For the records below, give the count of lines holding the word "obstacle" and nothing more.

◆ INPUT MATERIAL
____________________

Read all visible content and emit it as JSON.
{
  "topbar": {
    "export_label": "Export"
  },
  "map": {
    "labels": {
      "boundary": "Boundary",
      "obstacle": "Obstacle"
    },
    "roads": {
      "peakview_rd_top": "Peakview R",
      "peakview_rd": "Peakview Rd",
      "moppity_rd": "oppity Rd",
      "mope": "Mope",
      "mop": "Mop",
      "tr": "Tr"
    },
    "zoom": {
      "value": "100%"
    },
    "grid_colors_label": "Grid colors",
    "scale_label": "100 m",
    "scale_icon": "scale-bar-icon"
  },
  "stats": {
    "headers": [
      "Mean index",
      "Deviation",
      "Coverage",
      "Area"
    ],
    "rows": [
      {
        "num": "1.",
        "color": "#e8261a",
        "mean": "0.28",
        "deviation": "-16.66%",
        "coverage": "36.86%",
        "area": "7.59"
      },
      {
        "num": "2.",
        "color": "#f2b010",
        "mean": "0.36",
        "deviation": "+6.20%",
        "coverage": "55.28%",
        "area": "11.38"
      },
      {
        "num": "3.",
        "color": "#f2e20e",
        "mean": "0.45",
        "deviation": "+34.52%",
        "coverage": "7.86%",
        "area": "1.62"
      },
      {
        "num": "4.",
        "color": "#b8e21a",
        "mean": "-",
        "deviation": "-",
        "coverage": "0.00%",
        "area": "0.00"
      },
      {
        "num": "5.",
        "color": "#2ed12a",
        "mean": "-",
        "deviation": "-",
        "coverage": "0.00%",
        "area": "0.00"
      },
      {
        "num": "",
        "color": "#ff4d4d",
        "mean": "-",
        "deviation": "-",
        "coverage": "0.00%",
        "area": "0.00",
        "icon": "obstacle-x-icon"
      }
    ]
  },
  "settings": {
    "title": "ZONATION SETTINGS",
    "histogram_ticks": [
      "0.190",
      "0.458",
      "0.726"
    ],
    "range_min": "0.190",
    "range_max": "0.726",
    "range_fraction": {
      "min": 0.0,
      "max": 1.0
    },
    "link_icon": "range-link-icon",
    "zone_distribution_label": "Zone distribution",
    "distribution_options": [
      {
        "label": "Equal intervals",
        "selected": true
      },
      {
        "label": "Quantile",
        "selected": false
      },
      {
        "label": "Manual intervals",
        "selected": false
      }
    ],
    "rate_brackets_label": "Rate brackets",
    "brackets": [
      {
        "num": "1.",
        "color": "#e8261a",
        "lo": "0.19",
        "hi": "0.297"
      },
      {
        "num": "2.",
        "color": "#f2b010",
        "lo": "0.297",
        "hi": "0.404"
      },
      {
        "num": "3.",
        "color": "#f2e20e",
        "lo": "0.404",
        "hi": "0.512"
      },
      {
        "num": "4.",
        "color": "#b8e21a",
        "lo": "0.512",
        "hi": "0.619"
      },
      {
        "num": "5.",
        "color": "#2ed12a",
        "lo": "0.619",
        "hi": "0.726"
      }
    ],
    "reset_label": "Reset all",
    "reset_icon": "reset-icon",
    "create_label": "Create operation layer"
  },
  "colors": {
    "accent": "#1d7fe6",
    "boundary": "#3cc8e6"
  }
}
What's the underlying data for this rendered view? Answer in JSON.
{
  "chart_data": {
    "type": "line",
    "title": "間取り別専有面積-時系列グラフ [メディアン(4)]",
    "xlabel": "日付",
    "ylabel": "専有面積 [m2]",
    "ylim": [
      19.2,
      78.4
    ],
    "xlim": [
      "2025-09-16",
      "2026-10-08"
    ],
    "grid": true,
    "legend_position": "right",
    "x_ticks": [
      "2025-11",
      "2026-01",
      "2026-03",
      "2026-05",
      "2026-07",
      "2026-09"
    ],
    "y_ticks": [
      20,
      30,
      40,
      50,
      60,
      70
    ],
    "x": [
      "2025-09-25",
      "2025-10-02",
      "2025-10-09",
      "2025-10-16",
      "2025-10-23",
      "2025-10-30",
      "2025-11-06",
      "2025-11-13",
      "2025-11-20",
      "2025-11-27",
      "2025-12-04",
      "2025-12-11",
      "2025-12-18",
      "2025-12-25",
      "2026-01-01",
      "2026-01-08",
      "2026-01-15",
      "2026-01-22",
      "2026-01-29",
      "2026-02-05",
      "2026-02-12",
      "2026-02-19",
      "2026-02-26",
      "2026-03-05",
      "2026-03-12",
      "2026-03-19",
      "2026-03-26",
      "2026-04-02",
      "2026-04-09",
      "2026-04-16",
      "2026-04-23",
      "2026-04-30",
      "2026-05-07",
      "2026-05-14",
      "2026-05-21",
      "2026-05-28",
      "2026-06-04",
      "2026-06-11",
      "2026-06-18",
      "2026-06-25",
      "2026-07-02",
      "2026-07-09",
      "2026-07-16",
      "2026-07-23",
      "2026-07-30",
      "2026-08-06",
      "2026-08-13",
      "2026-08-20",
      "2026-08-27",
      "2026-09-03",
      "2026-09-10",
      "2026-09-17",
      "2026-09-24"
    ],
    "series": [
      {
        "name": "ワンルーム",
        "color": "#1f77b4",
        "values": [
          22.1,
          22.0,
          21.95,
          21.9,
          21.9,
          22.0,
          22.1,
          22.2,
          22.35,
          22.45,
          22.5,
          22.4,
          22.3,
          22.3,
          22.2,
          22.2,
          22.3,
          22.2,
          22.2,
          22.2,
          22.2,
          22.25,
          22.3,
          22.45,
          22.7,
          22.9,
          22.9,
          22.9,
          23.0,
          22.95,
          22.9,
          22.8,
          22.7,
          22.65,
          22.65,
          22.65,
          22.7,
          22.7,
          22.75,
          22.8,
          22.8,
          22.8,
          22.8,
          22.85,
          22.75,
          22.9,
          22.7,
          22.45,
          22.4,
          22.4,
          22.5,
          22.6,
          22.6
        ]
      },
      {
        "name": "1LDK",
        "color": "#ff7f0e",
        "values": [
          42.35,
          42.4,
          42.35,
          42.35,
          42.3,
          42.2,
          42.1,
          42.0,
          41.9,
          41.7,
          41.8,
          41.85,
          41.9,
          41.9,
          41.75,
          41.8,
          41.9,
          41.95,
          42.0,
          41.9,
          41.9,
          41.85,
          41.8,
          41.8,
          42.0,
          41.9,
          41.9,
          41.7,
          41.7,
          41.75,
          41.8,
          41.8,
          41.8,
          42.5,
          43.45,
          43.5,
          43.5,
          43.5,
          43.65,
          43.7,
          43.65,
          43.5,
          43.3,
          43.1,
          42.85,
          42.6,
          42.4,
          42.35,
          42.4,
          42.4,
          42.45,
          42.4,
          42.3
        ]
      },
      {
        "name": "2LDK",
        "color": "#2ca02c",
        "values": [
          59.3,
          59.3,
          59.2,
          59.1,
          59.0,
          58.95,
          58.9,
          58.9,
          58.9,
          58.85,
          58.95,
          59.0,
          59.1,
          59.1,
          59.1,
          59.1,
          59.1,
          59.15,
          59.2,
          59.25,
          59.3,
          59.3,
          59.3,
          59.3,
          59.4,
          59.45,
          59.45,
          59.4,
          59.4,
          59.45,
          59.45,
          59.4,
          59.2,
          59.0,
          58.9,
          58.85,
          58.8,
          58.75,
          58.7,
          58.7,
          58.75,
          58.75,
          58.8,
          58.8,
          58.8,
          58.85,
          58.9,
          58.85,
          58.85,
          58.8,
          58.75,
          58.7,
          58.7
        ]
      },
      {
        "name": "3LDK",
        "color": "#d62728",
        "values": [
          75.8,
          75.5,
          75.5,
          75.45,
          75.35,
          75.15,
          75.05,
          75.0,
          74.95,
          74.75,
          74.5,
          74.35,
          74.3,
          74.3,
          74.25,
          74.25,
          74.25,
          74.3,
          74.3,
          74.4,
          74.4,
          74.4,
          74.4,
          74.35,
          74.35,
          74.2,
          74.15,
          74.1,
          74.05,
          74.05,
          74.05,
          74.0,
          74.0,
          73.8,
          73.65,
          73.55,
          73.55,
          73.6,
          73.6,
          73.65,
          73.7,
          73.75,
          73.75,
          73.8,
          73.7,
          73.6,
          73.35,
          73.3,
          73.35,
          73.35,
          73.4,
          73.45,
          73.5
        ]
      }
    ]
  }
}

____________________

◆ TASK SOLUTION
2